— Work item —
Your answer should be one number: the count of lines in these entries that hold the word "transcripts".

— Dataset content —
┄┄┄┄┄┄┄┄┄┄
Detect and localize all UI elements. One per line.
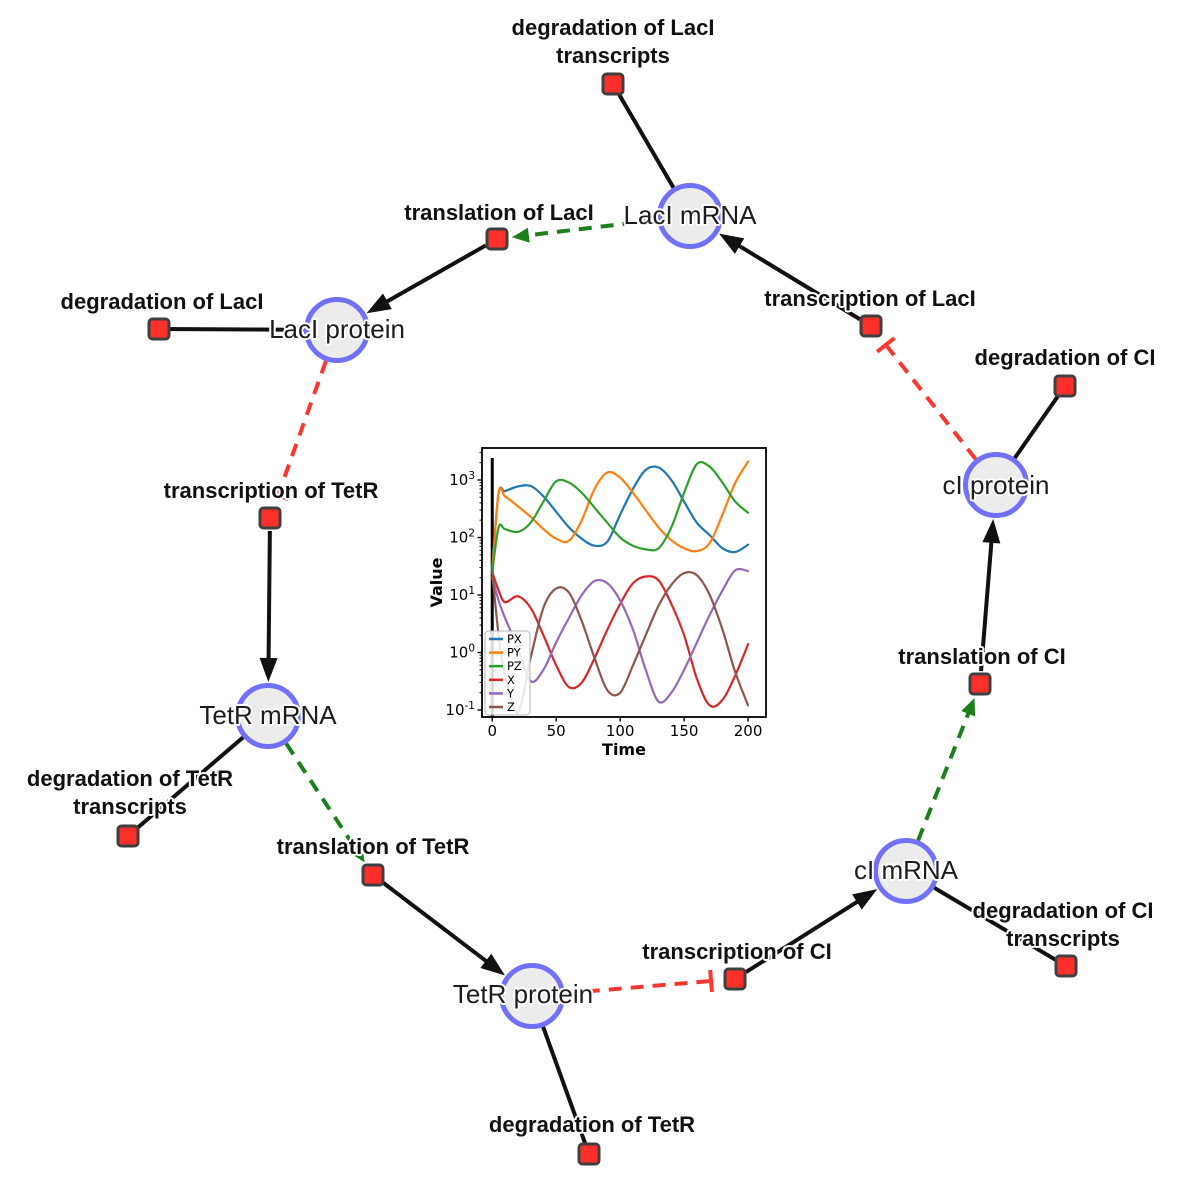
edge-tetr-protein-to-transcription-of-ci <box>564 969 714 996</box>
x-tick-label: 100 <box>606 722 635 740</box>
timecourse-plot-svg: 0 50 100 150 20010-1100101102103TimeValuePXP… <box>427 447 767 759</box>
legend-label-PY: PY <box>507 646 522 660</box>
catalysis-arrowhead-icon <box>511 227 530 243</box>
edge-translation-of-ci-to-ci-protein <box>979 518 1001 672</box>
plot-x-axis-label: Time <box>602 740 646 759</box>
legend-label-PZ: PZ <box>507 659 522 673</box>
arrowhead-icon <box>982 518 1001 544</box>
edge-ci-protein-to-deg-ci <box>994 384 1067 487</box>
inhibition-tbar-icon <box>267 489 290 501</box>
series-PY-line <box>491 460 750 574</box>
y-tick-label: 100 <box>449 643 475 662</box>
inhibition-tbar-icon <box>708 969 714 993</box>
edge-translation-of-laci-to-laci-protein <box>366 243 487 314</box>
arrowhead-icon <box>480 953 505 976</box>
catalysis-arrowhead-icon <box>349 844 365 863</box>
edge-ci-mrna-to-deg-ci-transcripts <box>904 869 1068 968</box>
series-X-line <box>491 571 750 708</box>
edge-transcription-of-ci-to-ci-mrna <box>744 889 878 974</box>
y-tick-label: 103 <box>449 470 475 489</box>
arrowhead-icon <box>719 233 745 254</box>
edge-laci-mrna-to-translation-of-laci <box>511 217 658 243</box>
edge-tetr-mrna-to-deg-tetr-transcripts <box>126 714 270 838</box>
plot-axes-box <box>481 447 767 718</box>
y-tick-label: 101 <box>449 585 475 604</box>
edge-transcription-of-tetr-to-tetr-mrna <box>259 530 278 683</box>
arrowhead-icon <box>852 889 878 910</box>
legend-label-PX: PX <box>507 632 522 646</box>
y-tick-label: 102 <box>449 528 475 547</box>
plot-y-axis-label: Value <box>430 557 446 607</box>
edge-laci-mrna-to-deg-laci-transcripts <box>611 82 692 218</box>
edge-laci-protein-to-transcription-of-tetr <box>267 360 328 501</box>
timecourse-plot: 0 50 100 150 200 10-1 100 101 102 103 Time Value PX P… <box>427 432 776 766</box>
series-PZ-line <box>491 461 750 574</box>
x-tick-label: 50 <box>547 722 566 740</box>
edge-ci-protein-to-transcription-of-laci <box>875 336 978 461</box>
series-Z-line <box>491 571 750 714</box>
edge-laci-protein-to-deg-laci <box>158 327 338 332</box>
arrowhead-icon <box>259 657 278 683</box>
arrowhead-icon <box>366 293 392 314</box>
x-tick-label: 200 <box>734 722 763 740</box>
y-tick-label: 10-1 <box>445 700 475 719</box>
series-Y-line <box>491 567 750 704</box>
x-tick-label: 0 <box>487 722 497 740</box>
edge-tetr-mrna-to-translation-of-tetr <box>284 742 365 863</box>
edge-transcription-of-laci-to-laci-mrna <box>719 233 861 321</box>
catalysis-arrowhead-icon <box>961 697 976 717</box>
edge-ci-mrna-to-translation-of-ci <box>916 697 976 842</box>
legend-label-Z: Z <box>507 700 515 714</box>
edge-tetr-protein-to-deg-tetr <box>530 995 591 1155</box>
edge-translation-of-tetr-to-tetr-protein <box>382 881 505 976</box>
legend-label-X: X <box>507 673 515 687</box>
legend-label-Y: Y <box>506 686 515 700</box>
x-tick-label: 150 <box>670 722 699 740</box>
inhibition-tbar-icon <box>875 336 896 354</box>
┄┄┄┄┄┄┄┄┄┄
— Written solution —
3